>>>

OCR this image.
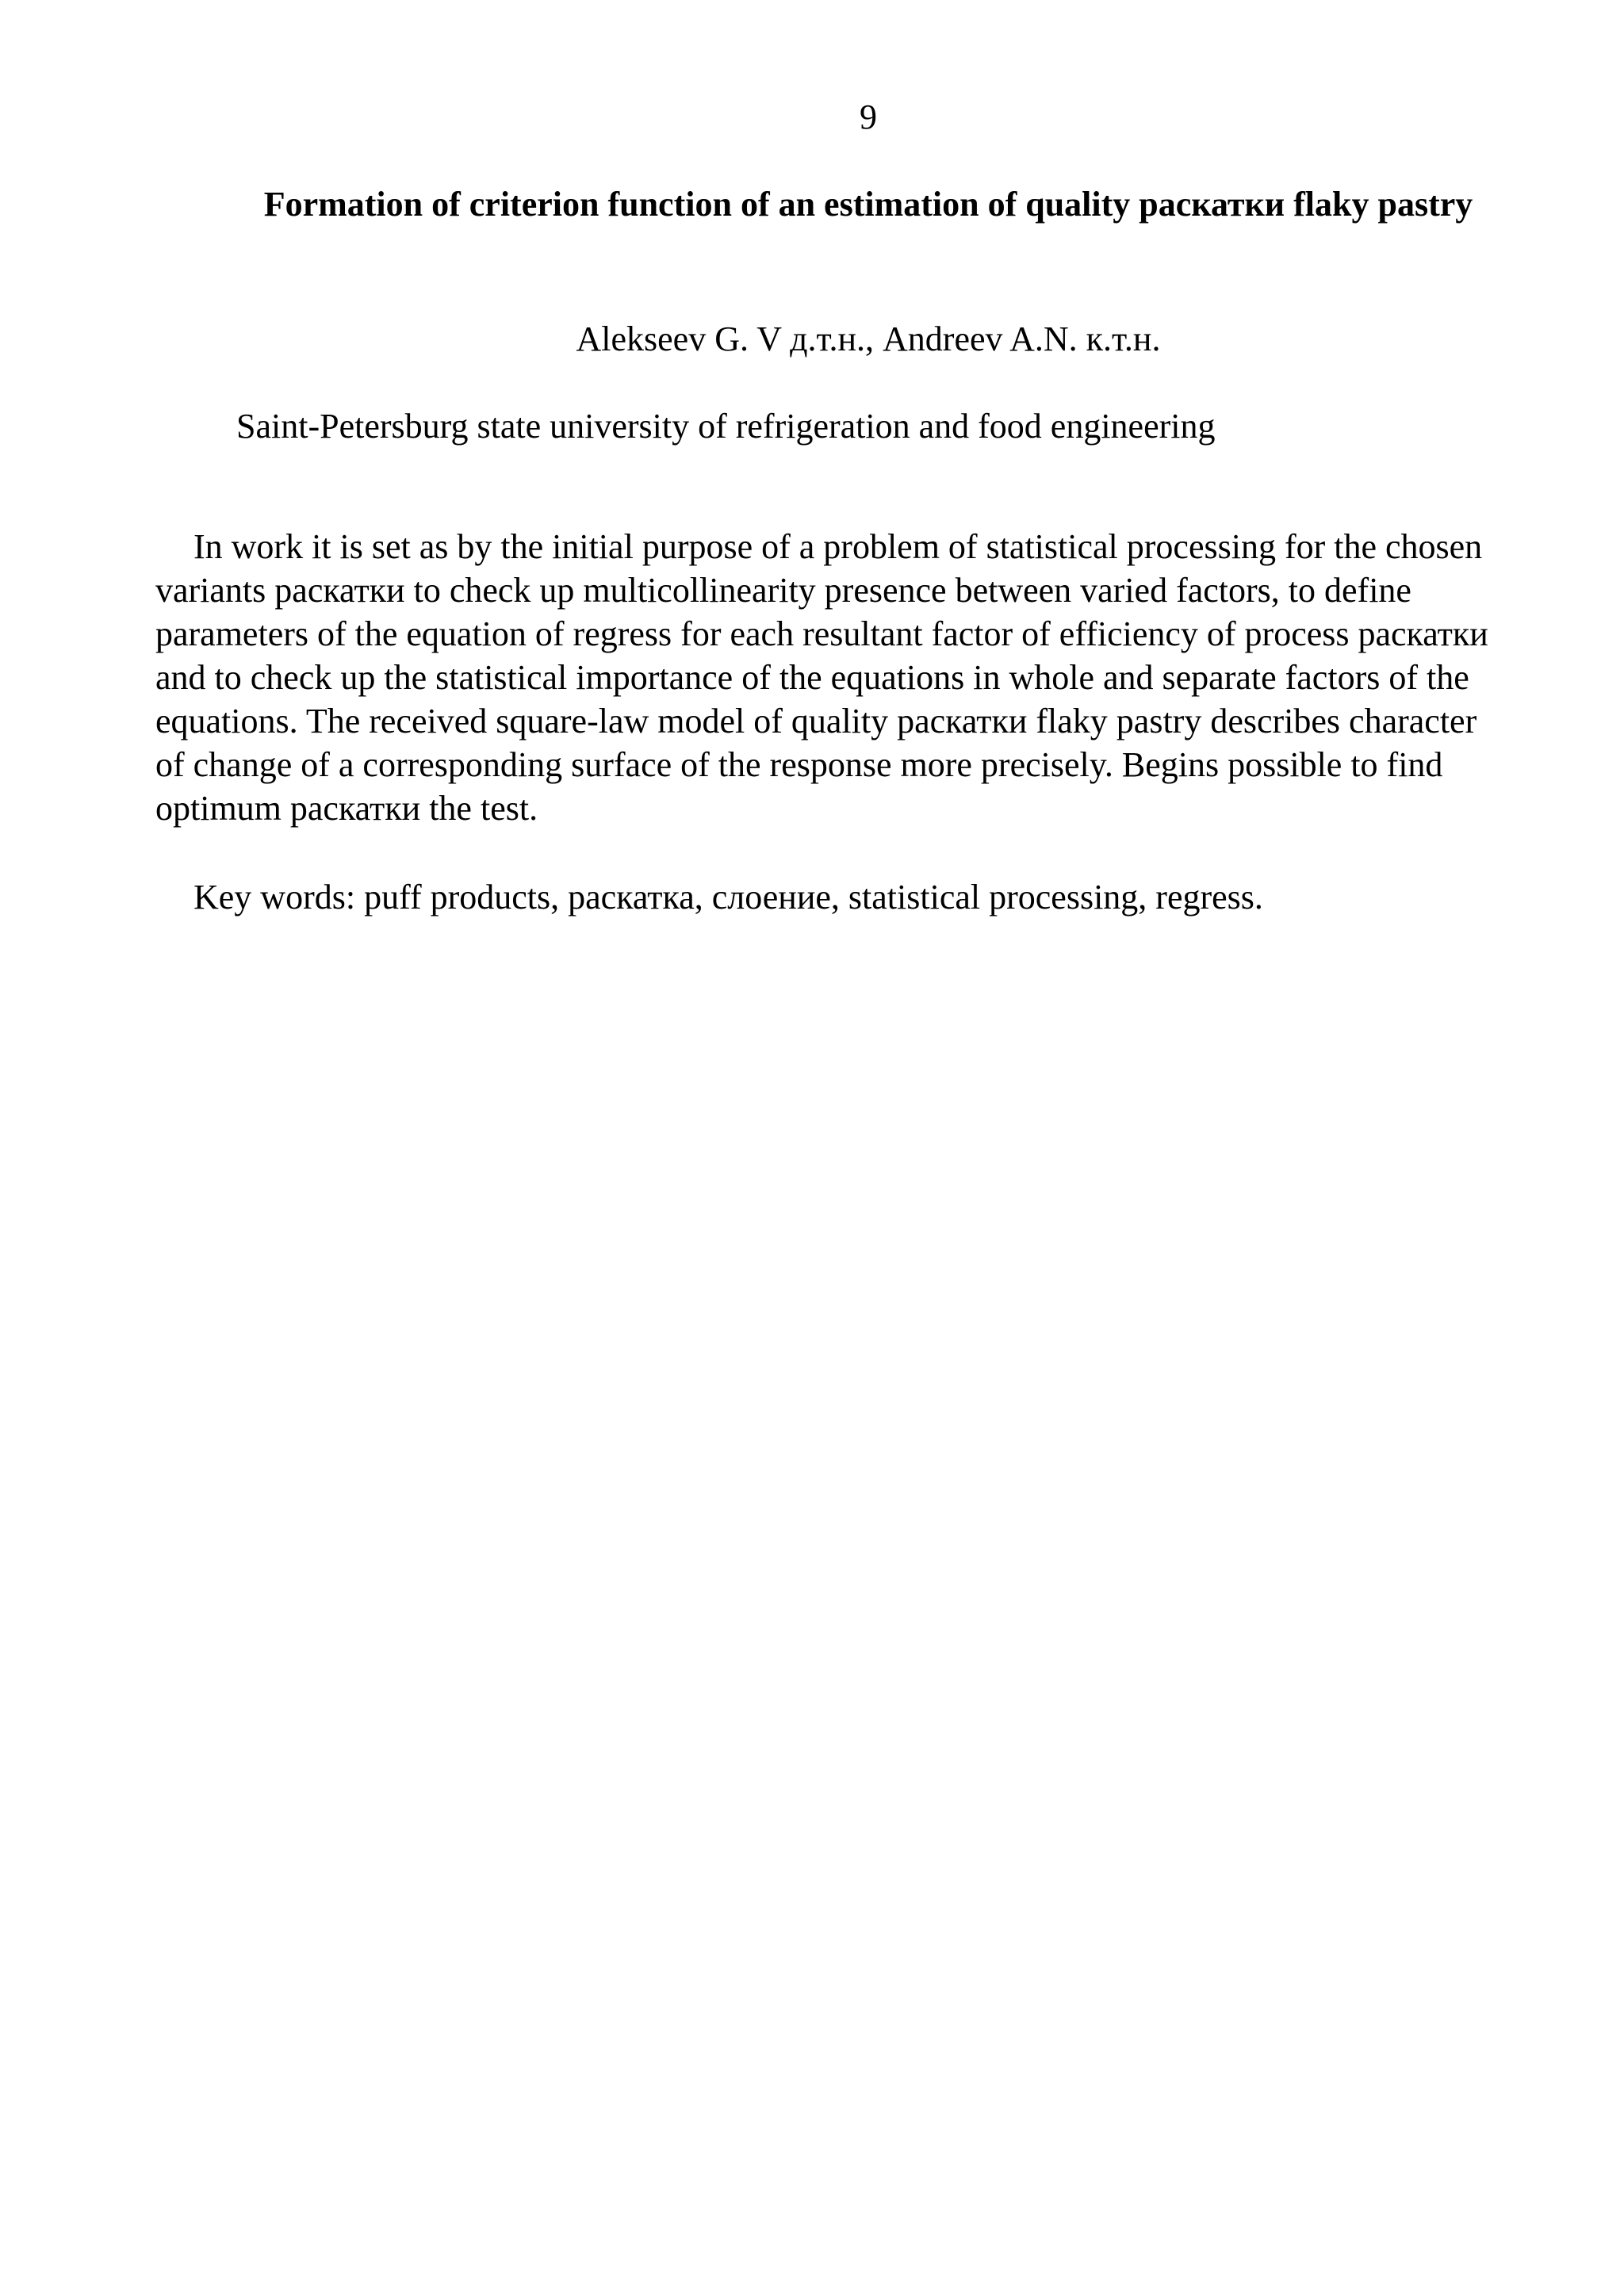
9
Formation of criterion function of an estimation of quality раскатки flaky pastry
Alekseev G. V д.т.н., Andreev A.N. к.т.н.
Saint-Petersburg state university of refrigeration and food engineering

In work it is set as by the initial purpose of a problem of statistical processing for the chosen variants раскатки to check up multicollinearity presence between varied factors, to define parameters of the equation of regress for each resultant factor of efficiency of process раскатки and to check up the statistical importance of the equations in whole and separate factors of the equations. The received square-law model of quality раскатки flaky pastry describes character of change of a corresponding surface of the response more precisely. Begins possible to find optimum раскатки the test.

Key words: puff products, раскатка, слоение, statistical processing, regress.
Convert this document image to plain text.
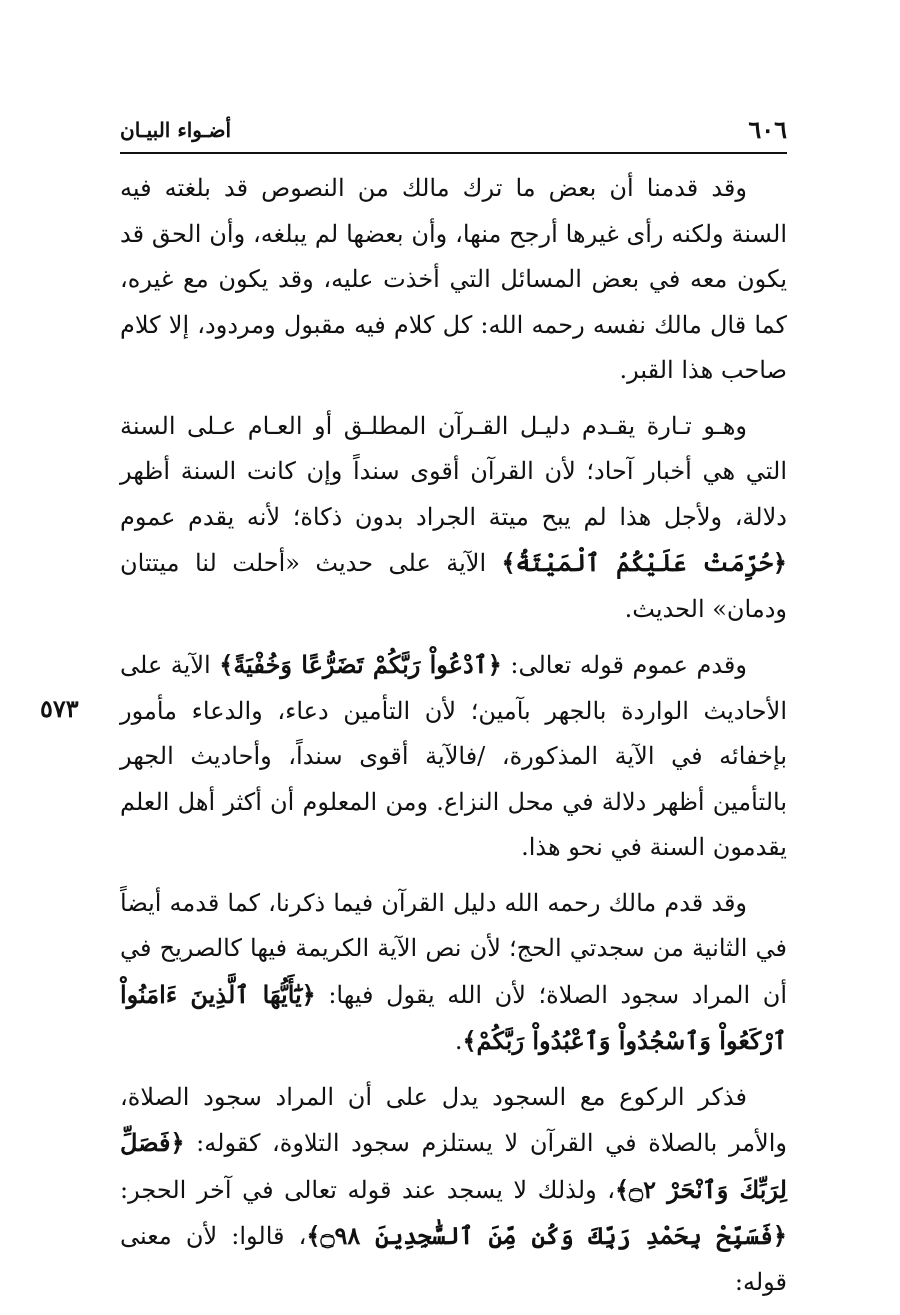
٦٠٦
أضـواء البيـان
٥٧٣

وقد قدمنا أن بعض ما ترك مالك من النصوص قد بلغته فيه السنة ولكنه رأى غيرها أرجح منها، وأن بعضها لم يبلغه، وأن الحق قد يكون معه في بعض المسائل التي أخذت عليه، وقد يكون مع غيره، كما قال مالك نفسه رحمه الله: كل كلام فيه مقبول ومردود، إلا كلام صاحب هذا القبر.

وهـو تـارة يقـدم دليـل القـرآن المطلـق أو العـام عـلى السنة التي هي أخبار آحاد؛ لأن القرآن أقوى سنداً وإن كانت السنة أظهر دلالة، ولأجل هذا لم يبح ميتة الجراد بدون ذكاة؛ لأنه يقدم عموم ﴿حُرِّمَتْ عَلَيْكُمُ ٱلْمَيْتَةُ﴾ الآية على حديث «أحلت لنا ميتتان ودمان» الحديث.

وقدم عموم قوله تعالى: ﴿ٱدْعُواْ رَبَّكُمْ تَضَرُّعًا وَخُفْيَةً﴾ الآية على الأحاديث الواردة بالجهر بآمين؛ لأن التأمين دعاء، والدعاء مأمور بإخفائه في الآية المذكورة، /فالآية أقوى سنداً، وأحاديث الجهر بالتأمين أظهر دلالة في محل النزاع. ومن المعلوم أن أكثر أهل العلم يقدمون السنة في نحو هذا.

وقد قدم مالك رحمه الله دليل القرآن فيما ذكرنا، كما قدمه أيضاً في الثانية من سجدتي الحج؛ لأن نص الآية الكريمة فيها كالصريح في أن المراد سجود الصلاة؛ لأن الله يقول فيها: ﴿يَٰٓأَيُّهَا ٱلَّذِينَ ءَامَنُواْ ٱرْكَعُواْ وَٱسْجُدُواْ وَٱعْبُدُواْ رَبَّكُمْ﴾.

فذكر الركوع مع السجود يدل على أن المراد سجود الصلاة، والأمر بالصلاة في القرآن لا يستلزم سجود التلاوة، كقوله: ﴿فَصَلِّ لِرَبِّكَ وَٱنْحَرْ ۝٢﴾، ولذلك لا يسجد عند قوله تعالى في آخر الحجر: ﴿فَسَبِّحْ بِحَمْدِ رَبِّكَ وَكُن مِّنَ ٱلسَّٰجِدِينَ ۝٩٨﴾، قالوا: لأن معنى قوله:
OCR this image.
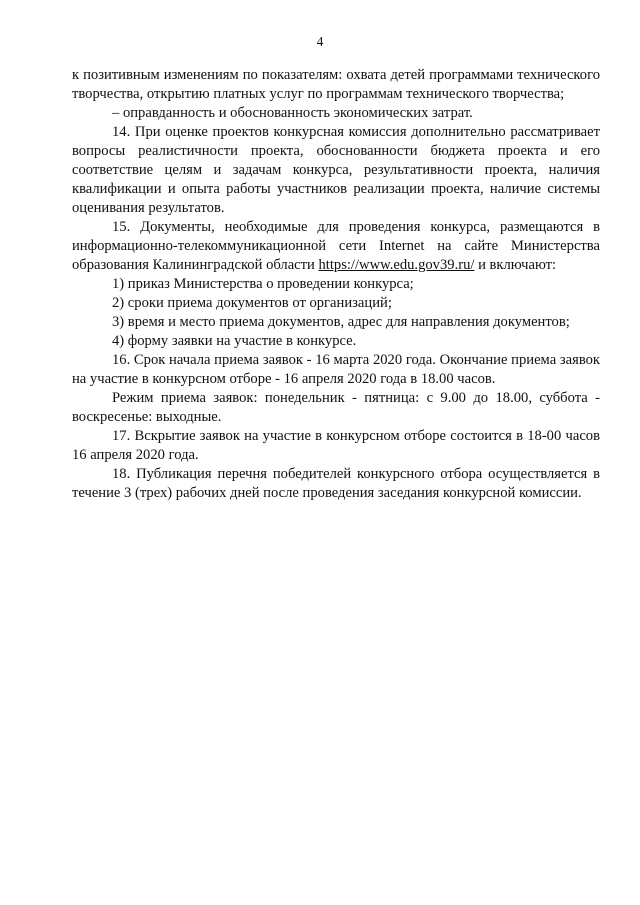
4

к позитивным изменениям по показателям: охвата детей программами технического творчества, открытию платных услуг по программам технического творчества;

– оправданность и обоснованность экономических затрат.

14. При оценке проектов конкурсная комиссия дополнительно рассматривает вопросы реалистичности проекта, обоснованности бюджета проекта и его соответствие целям и задачам конкурса, результативности проекта, наличия квалификации и опыта работы участников реализации проекта, наличие системы оценивания результатов.

15. Документы, необходимые для проведения конкурса, размещаются в информационно-телекоммуникационной сети Internet на сайте Министерства образования Калининградской области https://www.edu.gov39.ru/ и включают:

1) приказ Министерства о проведении конкурса;

2) сроки приема документов от организаций;

3) время и место приема документов, адрес для направления документов;

4) форму заявки на участие в конкурсе.

16. Срок начала приема заявок - 16 марта 2020 года. Окончание приема заявок на участие в конкурсном отборе - 16 апреля 2020 года в 18.00 часов.

Режим приема заявок: понедельник - пятница: с 9.00 до 18.00, суббота - воскресенье: выходные.

17. Вскрытие заявок на участие в конкурсном отборе состоится в 18-00 часов 16 апреля 2020 года.

18. Публикация перечня победителей конкурсного отбора осуществляется в течение 3 (трех) рабочих дней после проведения заседания конкурсной комиссии.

<<<

Go through the entries above and output them exactly, without pictures.

### SOLUTION TO THIS TASK
OCR this image.
9
Formation of criterion function of an estimation of quality раскатки flaky pastry
Alekseev G. V д.т.н., Andreev A.N. к.т.н.
Saint-Petersburg state university of refrigeration and food engineering

In work it is set as by the initial purpose of a problem of statistical processing for the chosen variants раскатки to check up multicollinearity presence between varied factors, to define parameters of the equation of regress for each resultant factor of efficiency of process раскатки and to check up the statistical importance of the equations in whole and separate factors of the equations. The received square-law model of quality раскатки flaky pastry describes character of change of a corresponding surface of the response more precisely. Begins possible to find optimum раскатки the test.

Key words: puff products, раскатка, слоение, statistical processing, regress.
Convert this document image to plain text.
٦٠٦
أضـواء البيـان
٥٧٣

وقد قدمنا أن بعض ما ترك مالك من النصوص قد بلغته فيه السنة ولكنه رأى غيرها أرجح منها، وأن بعضها لم يبلغه، وأن الحق قد يكون معه في بعض المسائل التي أخذت عليه، وقد يكون مع غيره، كما قال مالك نفسه رحمه الله: كل كلام فيه مقبول ومردود، إلا كلام صاحب هذا القبر.

وهـو تـارة يقـدم دليـل القـرآن المطلـق أو العـام عـلى السنة التي هي أخبار آحاد؛ لأن القرآن أقوى سنداً وإن كانت السنة أظهر دلالة، ولأجل هذا لم يبح ميتة الجراد بدون ذكاة؛ لأنه يقدم عموم ﴿حُرِّمَتْ عَلَيْكُمُ ٱلْمَيْتَةُ﴾ الآية على حديث «أحلت لنا ميتتان ودمان» الحديث.

وقدم عموم قوله تعالى: ﴿ٱدْعُواْ رَبَّكُمْ تَضَرُّعًا وَخُفْيَةً﴾ الآية على الأحاديث الواردة بالجهر بآمين؛ لأن التأمين دعاء، والدعاء مأمور بإخفائه في الآية المذكورة، /فالآية أقوى سنداً، وأحاديث الجهر بالتأمين أظهر دلالة في محل النزاع. ومن المعلوم أن أكثر أهل العلم يقدمون السنة في نحو هذا.

وقد قدم مالك رحمه الله دليل القرآن فيما ذكرنا، كما قدمه أيضاً في الثانية من سجدتي الحج؛ لأن نص الآية الكريمة فيها كالصريح في أن المراد سجود الصلاة؛ لأن الله يقول فيها: ﴿يَٰٓأَيُّهَا ٱلَّذِينَ ءَامَنُواْ ٱرْكَعُواْ وَٱسْجُدُواْ وَٱعْبُدُواْ رَبَّكُمْ﴾.

فذكر الركوع مع السجود يدل على أن المراد سجود الصلاة، والأمر بالصلاة في القرآن لا يستلزم سجود التلاوة، كقوله: ﴿فَصَلِّ لِرَبِّكَ وَٱنْحَرْ ۝٢﴾، ولذلك لا يسجد عند قوله تعالى في آخر الحجر: ﴿فَسَبِّحْ بِحَمْدِ رَبِّكَ وَكُن مِّنَ ٱلسَّٰجِدِينَ ۝٩٨﴾، قالوا: لأن معنى قوله:
OCR this image.
4

к позитивным изменениям по показателям: охвата детей программами технического творчества, открытию платных услуг по программам технического творчества;

– оправданность и обоснованность экономических затрат.

14. При оценке проектов конкурсная комиссия дополнительно рассматривает вопросы реалистичности проекта, обоснованности бюджета проекта и его соответствие целям и задачам конкурса, результативности проекта, наличия квалификации и опыта работы участников реализации проекта, наличие системы оценивания результатов.

15. Документы, необходимые для проведения конкурса, размещаются в информационно-телекоммуникационной сети Internet на сайте Министерства образования Калининградской области https://www.edu.gov39.ru/ и включают:

1) приказ Министерства о проведении конкурса;

2) сроки приема документов от организаций;

3) время и место приема документов, адрес для направления документов;

4) форму заявки на участие в конкурсе.

16. Срок начала приема заявок - 16 марта 2020 года. Окончание приема заявок на участие в конкурсном отборе - 16 апреля 2020 года в 18.00 часов.

Режим приема заявок: понедельник - пятница: с 9.00 до 18.00, суббота - воскресенье: выходные.

17. Вскрытие заявок на участие в конкурсном отборе состоится в 18-00 часов 16 апреля 2020 года.

18. Публикация перечня победителей конкурсного отбора осуществляется в течение 3 (трех) рабочих дней после проведения заседания конкурсной комиссии.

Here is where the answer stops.